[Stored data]
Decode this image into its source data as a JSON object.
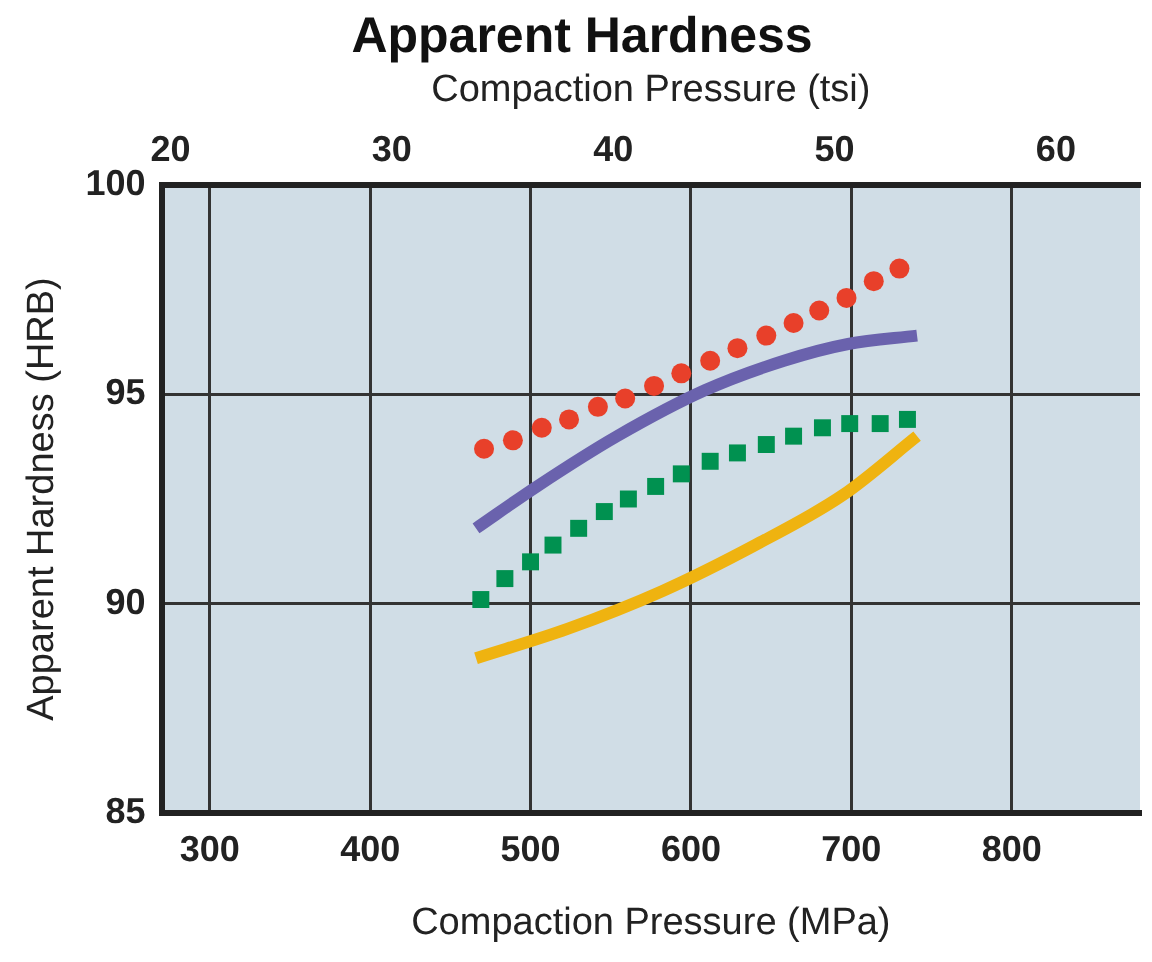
{
  "chart_data": {
    "type": "line",
    "title": "Apparent Hardness",
    "xlabel": "Compaction Pressure (MPa)",
    "x2label": "Compaction Pressure (tsi)",
    "ylabel": "Apparent Hardness (HRB)",
    "xlim": [
      270,
      880
    ],
    "xticks": [
      300,
      400,
      500,
      600,
      700,
      800
    ],
    "x2lim": [
      19.6,
      63.8
    ],
    "x2ticks": [
      20,
      30,
      40,
      50,
      60
    ],
    "ylim": [
      85,
      100
    ],
    "yticks": [
      85,
      90,
      95,
      100
    ],
    "grid": true,
    "series": [
      {
        "type": "scatter",
        "color": "#e8402a",
        "marker": "circle",
        "x": [
          471,
          489,
          507,
          524,
          542,
          559,
          577,
          594,
          612,
          629,
          647,
          664,
          680,
          697,
          714,
          730
        ],
        "values": [
          93.7,
          93.9,
          94.2,
          94.4,
          94.7,
          94.9,
          95.2,
          95.5,
          95.8,
          96.1,
          96.4,
          96.7,
          97.0,
          97.3,
          97.7,
          98.0
        ]
      },
      {
        "color": "#6a62ad",
        "line_style": "solid",
        "x": [
          466,
          504,
          554,
          609,
          658,
          698,
          741
        ],
        "values": [
          91.8,
          92.8,
          94.0,
          95.1,
          95.8,
          96.2,
          96.4
        ]
      },
      {
        "type": "scatter",
        "color": "#009150",
        "marker": "square",
        "x": [
          469,
          484,
          500,
          514,
          530,
          546,
          561,
          578,
          594,
          612,
          629,
          647,
          664,
          682,
          699,
          718,
          735
        ],
        "values": [
          90.1,
          90.6,
          91.0,
          91.4,
          91.8,
          92.2,
          92.5,
          92.8,
          93.1,
          93.4,
          93.6,
          93.8,
          94.0,
          94.2,
          94.3,
          94.3,
          94.4
        ]
      },
      {
        "color": "#efb310",
        "line_style": "solid",
        "x": [
          466,
          523,
          582,
          640,
          695,
          741
        ],
        "values": [
          88.7,
          89.4,
          90.3,
          91.4,
          92.6,
          94.0
        ]
      }
    ]
  }
}
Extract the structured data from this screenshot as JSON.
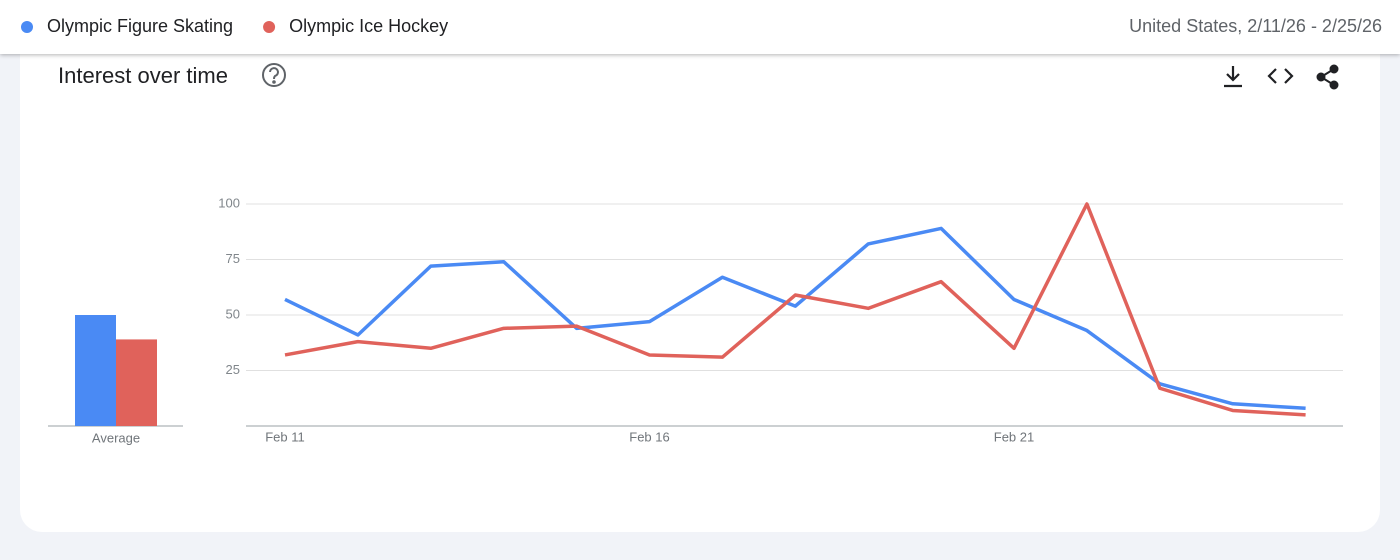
{
  "header": {
    "location_range": "United States, 2/11/26 - 2/25/26"
  },
  "chart_data": {
    "type": "line",
    "title": "Interest over time",
    "categories": [
      "Feb 11",
      null,
      null,
      null,
      null,
      "Feb 16",
      null,
      null,
      null,
      null,
      "Feb 21",
      null,
      null,
      null,
      null
    ],
    "series": [
      {
        "name": "Olympic Figure Skating",
        "color": "#4a8af4",
        "average": 50,
        "values": [
          57,
          41,
          72,
          74,
          44,
          47,
          67,
          54,
          82,
          89,
          57,
          43,
          19,
          10,
          8
        ]
      },
      {
        "name": "Olympic Ice Hockey",
        "color": "#e0625b",
        "average": 39,
        "values": [
          32,
          38,
          35,
          44,
          45,
          32,
          31,
          59,
          53,
          65,
          35,
          100,
          17,
          7,
          5
        ]
      }
    ],
    "average_label": "Average",
    "ylim": [
      0,
      100
    ],
    "yticks": [
      25,
      50,
      75,
      100
    ],
    "grid": true
  }
}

### TASK DESCRIPTION
Write out the material above once more, exactly as it reads, with no pictures.

### THE ANSWER
Decode this image into its source data as a JSON object.
{
  "chart_data": {
    "type": "line",
    "title": "Apparent Hardness",
    "xlabel": "Compaction Pressure (MPa)",
    "x2label": "Compaction Pressure (tsi)",
    "ylabel": "Apparent Hardness (HRB)",
    "xlim": [
      270,
      880
    ],
    "xticks": [
      300,
      400,
      500,
      600,
      700,
      800
    ],
    "x2lim": [
      19.6,
      63.8
    ],
    "x2ticks": [
      20,
      30,
      40,
      50,
      60
    ],
    "ylim": [
      85,
      100
    ],
    "yticks": [
      85,
      90,
      95,
      100
    ],
    "grid": true,
    "series": [
      {
        "type": "scatter",
        "color": "#e8402a",
        "marker": "circle",
        "x": [
          471,
          489,
          507,
          524,
          542,
          559,
          577,
          594,
          612,
          629,
          647,
          664,
          680,
          697,
          714,
          730
        ],
        "values": [
          93.7,
          93.9,
          94.2,
          94.4,
          94.7,
          94.9,
          95.2,
          95.5,
          95.8,
          96.1,
          96.4,
          96.7,
          97.0,
          97.3,
          97.7,
          98.0
        ]
      },
      {
        "color": "#6a62ad",
        "line_style": "solid",
        "x": [
          466,
          504,
          554,
          609,
          658,
          698,
          741
        ],
        "values": [
          91.8,
          92.8,
          94.0,
          95.1,
          95.8,
          96.2,
          96.4
        ]
      },
      {
        "type": "scatter",
        "color": "#009150",
        "marker": "square",
        "x": [
          469,
          484,
          500,
          514,
          530,
          546,
          561,
          578,
          594,
          612,
          629,
          647,
          664,
          682,
          699,
          718,
          735
        ],
        "values": [
          90.1,
          90.6,
          91.0,
          91.4,
          91.8,
          92.2,
          92.5,
          92.8,
          93.1,
          93.4,
          93.6,
          93.8,
          94.0,
          94.2,
          94.3,
          94.3,
          94.4
        ]
      },
      {
        "color": "#efb310",
        "line_style": "solid",
        "x": [
          466,
          523,
          582,
          640,
          695,
          741
        ],
        "values": [
          88.7,
          89.4,
          90.3,
          91.4,
          92.6,
          94.0
        ]
      }
    ]
  }
}
Extract the structured data from this screenshot as JSON.
{
  "header": {
    "location_range": "United States, 2/11/26 - 2/25/26"
  },
  "chart_data": {
    "type": "line",
    "title": "Interest over time",
    "categories": [
      "Feb 11",
      null,
      null,
      null,
      null,
      "Feb 16",
      null,
      null,
      null,
      null,
      "Feb 21",
      null,
      null,
      null,
      null
    ],
    "series": [
      {
        "name": "Olympic Figure Skating",
        "color": "#4a8af4",
        "average": 50,
        "values": [
          57,
          41,
          72,
          74,
          44,
          47,
          67,
          54,
          82,
          89,
          57,
          43,
          19,
          10,
          8
        ]
      },
      {
        "name": "Olympic Ice Hockey",
        "color": "#e0625b",
        "average": 39,
        "values": [
          32,
          38,
          35,
          44,
          45,
          32,
          31,
          59,
          53,
          65,
          35,
          100,
          17,
          7,
          5
        ]
      }
    ],
    "average_label": "Average",
    "ylim": [
      0,
      100
    ],
    "yticks": [
      25,
      50,
      75,
      100
    ],
    "grid": true
  }
}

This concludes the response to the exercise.